---------- Document segment

OVERFLOW has been ported to run on the GPUs using the approaches presented above. This section presents the overall design of the GPU path in OVERFLOW, the options in OVERFLOW that have been ported to run on GPUs so far, and the performance of the GPU path in OVERFLOW compared to the CPU path.

#### A. Implementation Progress

The GPU path in OVERFLOW is designed as follows:

- 1) Read namelist and input files
- 2) Set up normal CPU data structures
- 3) If running on the GPU:
  - 1) Check to ensure that the requested options have been ported to the GPU.
  - 2) Create the GPU data structures and copy the relevant CPU data onto the GPU.
  - 3) Solve the problem on the GPU, only copying the data from the GPU to CPU when necessary for output.
  - 4) Copy all the data back to the CPU.
- 4) Perform all necessary post-processing and output on the CPU.

Unfortunately, our current approach means that there are two paths through the code, one for the normal CPU path and a separate one for the GPU path. Some routines, such as some boundary conditions, are shared between the two paths (a benefit of the directive approach), but most of the GPU path is rewritten as separate routines. This rewrite was necessitated by the significant performance optimizations discussed above to make the GPU version competitive with the optimized CPU path. While many of these changes, such as reducing the memory usage, should also be beneficial for the CPU, our experience is that these changes, when run on a CPU, actually reduce the performance. This is usually because the increased complexity of the loops breaks vectorization and other compiler optimizations. Removing the temporary arrays does not have a significant effect on the CPU version of the code since, with larger cache size per thread, most of the temporary arrays fit in some level of cache.

--------------------

== Problem set ==
[1] In the OVERFLOW GPU section, rewrite everything from "#### A. Implementation" down to "to the CPU.", swapping "CPU" for "host".
[2] Using the OVERFLOW GPU section, decide whether each statement agrees with it, and answer yes or no with the deciding words quoted. (a) Most of the GPU path is written as separate routines. (b) Removing the temporary arrays makes the CPU version of the code much faster. (c) Post-processing and output are done on the GPU.

---------- Raw records

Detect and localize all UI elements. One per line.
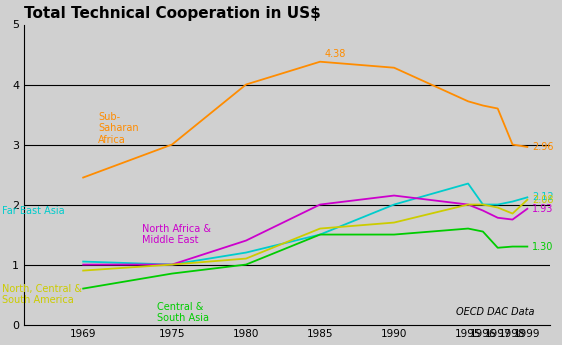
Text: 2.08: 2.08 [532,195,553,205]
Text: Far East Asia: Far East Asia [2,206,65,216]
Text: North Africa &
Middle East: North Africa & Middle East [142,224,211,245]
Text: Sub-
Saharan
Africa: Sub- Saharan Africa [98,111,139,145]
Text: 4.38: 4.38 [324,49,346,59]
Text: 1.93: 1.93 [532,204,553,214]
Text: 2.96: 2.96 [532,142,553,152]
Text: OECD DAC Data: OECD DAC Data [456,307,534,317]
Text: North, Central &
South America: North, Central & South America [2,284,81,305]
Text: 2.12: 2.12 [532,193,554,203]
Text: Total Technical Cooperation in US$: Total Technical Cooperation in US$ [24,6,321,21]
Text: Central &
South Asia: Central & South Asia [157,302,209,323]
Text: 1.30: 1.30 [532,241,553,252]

--------------------
---------- Raw records

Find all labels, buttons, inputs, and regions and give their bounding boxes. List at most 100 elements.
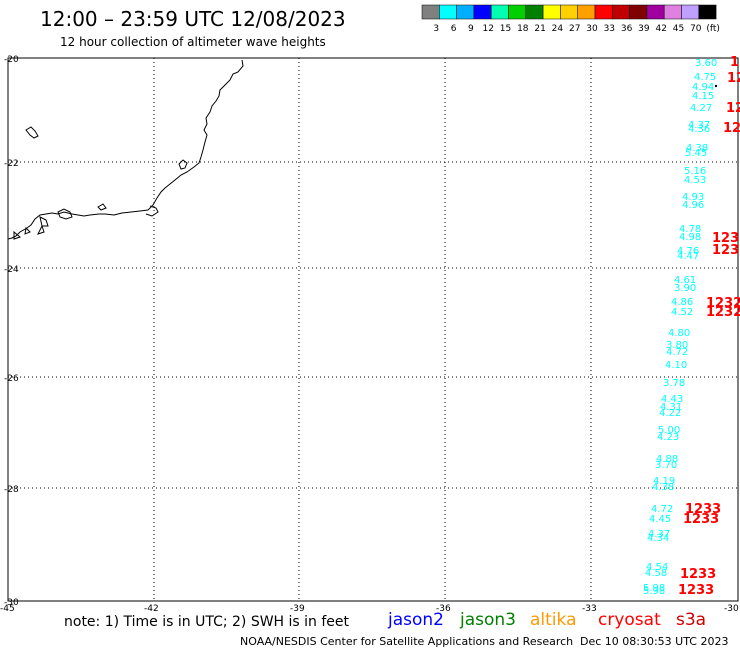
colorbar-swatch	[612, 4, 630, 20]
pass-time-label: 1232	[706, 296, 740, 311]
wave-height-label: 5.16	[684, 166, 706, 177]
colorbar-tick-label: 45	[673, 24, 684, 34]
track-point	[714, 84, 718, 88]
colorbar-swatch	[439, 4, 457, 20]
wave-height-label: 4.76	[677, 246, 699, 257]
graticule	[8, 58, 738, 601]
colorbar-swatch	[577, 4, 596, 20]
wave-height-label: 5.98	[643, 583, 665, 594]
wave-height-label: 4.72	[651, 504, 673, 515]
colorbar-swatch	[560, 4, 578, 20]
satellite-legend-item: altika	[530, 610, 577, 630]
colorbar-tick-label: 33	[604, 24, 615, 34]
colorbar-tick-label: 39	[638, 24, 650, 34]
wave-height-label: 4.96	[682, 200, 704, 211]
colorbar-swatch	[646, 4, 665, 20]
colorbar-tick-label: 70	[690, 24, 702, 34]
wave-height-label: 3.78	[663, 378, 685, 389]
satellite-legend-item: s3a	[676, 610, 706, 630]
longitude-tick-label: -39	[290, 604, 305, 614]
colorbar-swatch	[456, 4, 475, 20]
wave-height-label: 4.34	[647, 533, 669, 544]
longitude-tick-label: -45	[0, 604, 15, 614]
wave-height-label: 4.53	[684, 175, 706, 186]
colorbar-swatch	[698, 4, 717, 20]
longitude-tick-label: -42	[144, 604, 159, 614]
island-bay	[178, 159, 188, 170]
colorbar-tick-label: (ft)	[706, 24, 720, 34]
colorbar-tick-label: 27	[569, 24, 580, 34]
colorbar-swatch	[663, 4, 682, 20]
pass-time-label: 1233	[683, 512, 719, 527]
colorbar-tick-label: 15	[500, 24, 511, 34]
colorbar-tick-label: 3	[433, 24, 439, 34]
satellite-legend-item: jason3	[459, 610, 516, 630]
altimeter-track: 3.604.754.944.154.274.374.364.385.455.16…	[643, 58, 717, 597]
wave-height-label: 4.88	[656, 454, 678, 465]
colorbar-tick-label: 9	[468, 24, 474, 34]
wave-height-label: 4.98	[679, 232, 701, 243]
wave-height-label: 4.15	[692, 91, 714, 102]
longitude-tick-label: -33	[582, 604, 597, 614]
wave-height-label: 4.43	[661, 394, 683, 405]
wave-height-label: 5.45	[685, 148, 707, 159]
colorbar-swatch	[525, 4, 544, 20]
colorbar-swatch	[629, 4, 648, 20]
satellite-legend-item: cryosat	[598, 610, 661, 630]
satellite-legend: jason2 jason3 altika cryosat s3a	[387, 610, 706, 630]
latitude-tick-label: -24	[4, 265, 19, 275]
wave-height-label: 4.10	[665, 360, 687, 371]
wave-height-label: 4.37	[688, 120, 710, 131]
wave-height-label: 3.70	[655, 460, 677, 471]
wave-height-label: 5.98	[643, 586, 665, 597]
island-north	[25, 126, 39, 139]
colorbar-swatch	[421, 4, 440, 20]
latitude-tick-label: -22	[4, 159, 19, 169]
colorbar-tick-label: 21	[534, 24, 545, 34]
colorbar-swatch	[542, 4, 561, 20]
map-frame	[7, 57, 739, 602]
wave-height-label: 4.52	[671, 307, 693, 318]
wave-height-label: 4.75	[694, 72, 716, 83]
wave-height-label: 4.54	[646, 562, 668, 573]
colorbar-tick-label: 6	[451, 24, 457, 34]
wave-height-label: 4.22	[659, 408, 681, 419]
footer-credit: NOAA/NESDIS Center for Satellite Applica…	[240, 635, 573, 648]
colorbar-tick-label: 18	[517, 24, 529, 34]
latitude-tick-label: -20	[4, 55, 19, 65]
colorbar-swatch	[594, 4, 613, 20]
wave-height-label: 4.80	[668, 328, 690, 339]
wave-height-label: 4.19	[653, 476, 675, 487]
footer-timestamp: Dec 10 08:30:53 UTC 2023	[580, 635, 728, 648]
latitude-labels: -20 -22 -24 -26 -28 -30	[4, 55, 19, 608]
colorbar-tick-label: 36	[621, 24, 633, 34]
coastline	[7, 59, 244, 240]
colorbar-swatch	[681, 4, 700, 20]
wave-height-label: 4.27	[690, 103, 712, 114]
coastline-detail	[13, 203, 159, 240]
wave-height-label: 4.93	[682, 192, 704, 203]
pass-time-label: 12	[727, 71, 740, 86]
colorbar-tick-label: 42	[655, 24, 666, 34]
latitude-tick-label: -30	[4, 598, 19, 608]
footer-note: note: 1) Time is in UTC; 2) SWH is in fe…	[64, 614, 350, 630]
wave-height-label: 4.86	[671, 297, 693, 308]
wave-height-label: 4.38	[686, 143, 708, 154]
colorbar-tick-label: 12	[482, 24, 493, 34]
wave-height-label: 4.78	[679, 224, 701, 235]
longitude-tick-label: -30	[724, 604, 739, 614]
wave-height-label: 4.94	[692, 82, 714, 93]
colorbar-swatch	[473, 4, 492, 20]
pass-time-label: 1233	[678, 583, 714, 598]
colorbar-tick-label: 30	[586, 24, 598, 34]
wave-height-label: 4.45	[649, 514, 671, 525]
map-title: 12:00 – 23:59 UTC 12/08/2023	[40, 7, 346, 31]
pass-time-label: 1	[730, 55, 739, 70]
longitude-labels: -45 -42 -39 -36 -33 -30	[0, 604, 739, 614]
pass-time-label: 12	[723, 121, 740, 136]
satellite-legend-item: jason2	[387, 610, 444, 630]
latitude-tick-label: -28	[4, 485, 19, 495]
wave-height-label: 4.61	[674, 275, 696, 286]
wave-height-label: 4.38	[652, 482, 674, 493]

--------------------
---------- Raw records

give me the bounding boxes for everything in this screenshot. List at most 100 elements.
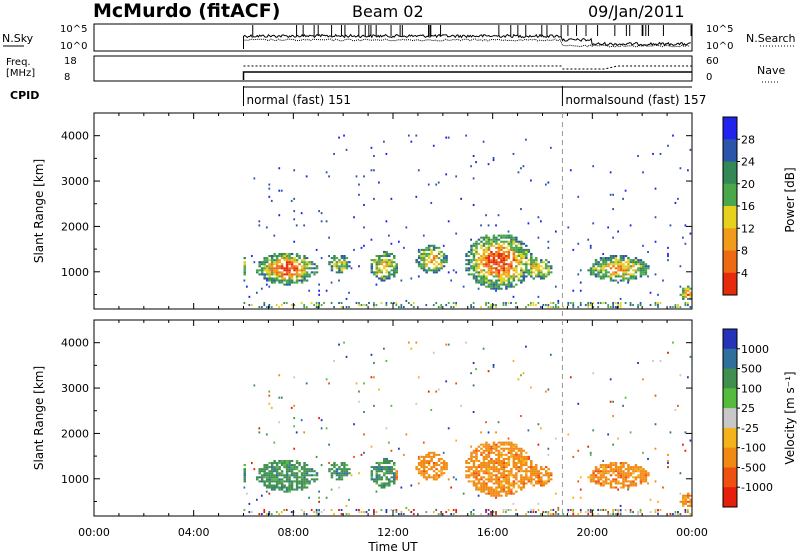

--------------------

== Answers to the tasks ==
[1]
#### A. Implementation Progress

The GPU path in OVERFLOW is designed as follows:

- 1) Read namelist and input files
- 2) Set up normal host data structures
- 3) If running on the GPU:
  - 1) Check to ensure that the requested options have been ported to the GPU.
  - 2) Create the GPU data structures and copy the relevant host data onto the GPU.
  - 3) Solve the problem on the GPU, only copying the data from the GPU to host when necessary for output.
  - 4) Copy all the data back to the host.

[2]
(a) Yes: "most of the GPU path is rewritten as separate routines"
(b) No: "Removing the temporary arrays does not have a significant effect on the CPU version of the code"
(c) No: "Perform all necessary post-processing and output on the CPU."